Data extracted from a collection
————

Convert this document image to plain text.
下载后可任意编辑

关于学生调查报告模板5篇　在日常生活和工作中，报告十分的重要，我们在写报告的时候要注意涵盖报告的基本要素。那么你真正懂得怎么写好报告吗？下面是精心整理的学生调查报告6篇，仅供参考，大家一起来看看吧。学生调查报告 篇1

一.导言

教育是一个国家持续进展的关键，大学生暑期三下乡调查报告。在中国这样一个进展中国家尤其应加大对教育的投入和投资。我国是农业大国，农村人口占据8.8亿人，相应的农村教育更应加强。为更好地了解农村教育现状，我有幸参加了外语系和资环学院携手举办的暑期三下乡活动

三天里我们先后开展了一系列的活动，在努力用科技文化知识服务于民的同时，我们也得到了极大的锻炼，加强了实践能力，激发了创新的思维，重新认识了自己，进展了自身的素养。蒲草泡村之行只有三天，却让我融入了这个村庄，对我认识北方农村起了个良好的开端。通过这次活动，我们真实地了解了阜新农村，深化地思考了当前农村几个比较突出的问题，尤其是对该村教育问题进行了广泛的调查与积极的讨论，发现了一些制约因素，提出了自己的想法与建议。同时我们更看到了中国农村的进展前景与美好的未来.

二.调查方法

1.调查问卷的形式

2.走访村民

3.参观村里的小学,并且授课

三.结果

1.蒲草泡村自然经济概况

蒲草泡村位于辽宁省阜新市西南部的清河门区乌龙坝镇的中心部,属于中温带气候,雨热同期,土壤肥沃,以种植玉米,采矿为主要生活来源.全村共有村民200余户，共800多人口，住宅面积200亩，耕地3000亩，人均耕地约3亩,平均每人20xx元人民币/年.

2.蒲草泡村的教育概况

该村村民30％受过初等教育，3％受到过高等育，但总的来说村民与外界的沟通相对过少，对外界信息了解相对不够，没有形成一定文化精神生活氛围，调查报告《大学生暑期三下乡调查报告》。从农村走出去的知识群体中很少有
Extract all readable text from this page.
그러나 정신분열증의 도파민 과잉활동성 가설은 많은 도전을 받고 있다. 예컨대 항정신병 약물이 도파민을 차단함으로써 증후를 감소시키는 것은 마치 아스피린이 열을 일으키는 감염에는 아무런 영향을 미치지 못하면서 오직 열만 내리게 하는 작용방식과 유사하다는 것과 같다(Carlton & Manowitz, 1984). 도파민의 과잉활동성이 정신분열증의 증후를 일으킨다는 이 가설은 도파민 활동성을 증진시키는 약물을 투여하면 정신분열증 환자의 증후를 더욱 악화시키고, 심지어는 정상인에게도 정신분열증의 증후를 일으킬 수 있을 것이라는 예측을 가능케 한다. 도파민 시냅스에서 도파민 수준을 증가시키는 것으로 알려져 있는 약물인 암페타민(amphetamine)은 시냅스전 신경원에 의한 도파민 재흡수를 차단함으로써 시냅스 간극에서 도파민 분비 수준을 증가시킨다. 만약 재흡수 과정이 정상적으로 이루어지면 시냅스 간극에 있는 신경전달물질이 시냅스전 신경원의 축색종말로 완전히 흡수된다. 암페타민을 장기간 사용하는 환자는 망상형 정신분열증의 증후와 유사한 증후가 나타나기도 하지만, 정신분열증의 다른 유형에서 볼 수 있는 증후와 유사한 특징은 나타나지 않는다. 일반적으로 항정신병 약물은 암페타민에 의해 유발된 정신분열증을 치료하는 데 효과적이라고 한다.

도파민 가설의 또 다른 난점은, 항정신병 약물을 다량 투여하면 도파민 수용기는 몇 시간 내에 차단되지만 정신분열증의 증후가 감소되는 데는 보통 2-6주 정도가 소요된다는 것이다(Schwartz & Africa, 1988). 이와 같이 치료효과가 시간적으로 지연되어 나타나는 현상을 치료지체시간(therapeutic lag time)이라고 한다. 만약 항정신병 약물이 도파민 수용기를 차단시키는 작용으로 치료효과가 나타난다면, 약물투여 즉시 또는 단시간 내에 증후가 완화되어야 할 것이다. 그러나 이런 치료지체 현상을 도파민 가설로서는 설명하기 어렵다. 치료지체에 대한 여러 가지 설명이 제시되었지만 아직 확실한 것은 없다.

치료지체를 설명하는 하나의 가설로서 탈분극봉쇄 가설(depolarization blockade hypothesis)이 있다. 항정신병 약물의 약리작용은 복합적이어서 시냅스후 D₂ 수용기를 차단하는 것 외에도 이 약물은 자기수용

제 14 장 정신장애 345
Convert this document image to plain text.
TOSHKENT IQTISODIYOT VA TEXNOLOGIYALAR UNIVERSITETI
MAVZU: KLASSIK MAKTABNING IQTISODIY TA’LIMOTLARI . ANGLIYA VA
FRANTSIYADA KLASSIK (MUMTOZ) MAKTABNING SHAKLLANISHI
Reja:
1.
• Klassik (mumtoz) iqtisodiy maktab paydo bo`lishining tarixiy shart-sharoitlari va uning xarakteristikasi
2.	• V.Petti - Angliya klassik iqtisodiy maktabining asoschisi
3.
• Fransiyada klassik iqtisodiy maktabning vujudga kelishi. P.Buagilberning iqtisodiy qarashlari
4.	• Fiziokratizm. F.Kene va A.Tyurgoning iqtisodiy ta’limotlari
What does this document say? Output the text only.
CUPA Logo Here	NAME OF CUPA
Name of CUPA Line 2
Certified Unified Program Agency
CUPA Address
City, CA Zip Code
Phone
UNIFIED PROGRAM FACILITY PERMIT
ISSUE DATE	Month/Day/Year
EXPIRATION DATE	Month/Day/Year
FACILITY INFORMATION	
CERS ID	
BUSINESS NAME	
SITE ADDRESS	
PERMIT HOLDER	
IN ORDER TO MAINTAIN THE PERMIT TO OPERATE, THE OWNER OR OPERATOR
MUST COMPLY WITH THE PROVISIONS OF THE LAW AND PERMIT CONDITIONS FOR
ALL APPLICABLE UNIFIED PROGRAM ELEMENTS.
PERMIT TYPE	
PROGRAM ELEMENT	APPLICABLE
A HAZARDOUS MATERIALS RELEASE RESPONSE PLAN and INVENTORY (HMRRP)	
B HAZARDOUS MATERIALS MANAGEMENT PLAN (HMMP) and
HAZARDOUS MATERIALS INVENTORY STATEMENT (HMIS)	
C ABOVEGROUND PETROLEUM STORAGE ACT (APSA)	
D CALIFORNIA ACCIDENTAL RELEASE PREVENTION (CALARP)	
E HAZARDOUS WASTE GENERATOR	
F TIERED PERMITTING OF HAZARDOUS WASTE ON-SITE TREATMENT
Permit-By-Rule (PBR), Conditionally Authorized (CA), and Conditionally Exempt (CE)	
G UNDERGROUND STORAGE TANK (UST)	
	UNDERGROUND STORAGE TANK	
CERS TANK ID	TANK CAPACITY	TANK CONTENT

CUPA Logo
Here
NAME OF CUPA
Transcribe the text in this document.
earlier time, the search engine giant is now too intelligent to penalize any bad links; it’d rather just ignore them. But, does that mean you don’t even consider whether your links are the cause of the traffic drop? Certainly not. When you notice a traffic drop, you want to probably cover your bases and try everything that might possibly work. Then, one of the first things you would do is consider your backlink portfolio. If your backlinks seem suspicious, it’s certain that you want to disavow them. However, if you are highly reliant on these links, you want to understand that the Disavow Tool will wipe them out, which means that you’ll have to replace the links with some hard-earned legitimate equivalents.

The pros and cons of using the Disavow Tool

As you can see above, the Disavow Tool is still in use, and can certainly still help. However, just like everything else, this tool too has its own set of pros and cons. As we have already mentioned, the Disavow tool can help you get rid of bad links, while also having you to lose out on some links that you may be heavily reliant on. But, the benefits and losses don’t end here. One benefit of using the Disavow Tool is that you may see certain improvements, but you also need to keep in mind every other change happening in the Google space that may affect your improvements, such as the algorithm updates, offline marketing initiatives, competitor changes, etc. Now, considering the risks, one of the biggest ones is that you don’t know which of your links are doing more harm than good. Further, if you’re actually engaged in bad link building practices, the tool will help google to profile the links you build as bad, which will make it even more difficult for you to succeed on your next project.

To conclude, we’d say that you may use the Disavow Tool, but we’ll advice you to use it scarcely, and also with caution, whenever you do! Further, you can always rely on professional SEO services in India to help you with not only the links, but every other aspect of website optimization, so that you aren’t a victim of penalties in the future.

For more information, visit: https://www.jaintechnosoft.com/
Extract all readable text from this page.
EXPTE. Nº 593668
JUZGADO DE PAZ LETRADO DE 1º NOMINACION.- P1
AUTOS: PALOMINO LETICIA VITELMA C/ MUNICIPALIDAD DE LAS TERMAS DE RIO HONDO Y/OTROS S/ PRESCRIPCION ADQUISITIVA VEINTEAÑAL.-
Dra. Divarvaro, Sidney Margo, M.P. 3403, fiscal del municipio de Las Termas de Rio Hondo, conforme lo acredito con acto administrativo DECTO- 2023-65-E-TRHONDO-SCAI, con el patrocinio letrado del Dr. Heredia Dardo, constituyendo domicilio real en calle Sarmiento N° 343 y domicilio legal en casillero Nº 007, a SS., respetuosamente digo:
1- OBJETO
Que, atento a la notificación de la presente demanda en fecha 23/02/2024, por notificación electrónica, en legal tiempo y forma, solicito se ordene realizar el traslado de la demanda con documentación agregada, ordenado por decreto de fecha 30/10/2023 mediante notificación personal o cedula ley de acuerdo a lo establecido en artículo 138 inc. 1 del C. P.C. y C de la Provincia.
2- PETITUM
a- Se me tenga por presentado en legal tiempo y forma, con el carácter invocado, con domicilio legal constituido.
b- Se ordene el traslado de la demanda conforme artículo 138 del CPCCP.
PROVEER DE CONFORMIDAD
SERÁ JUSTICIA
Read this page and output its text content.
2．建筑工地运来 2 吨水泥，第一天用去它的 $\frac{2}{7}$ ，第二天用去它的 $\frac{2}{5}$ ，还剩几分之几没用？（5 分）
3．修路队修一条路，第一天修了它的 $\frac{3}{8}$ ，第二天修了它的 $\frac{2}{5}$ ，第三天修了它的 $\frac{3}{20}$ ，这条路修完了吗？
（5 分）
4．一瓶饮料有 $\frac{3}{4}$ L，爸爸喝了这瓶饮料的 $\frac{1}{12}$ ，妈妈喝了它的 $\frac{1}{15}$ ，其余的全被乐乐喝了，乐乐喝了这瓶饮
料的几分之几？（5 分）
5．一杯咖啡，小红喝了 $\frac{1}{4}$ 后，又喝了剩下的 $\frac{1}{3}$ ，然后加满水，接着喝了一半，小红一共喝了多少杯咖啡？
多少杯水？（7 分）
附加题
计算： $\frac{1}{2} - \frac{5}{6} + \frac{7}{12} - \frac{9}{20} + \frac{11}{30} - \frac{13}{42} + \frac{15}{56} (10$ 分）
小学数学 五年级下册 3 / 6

————

» **TASK TO CARRY OUT**: Select all lines in the listing that include the word "APPLICABLE".

» **SOLUTION FOR THIS PROBLEM**:
ALL APPLICABLE UNIFIED PROGRAM ELEMENTS.
PROGRAM ELEMENT	APPLICABLE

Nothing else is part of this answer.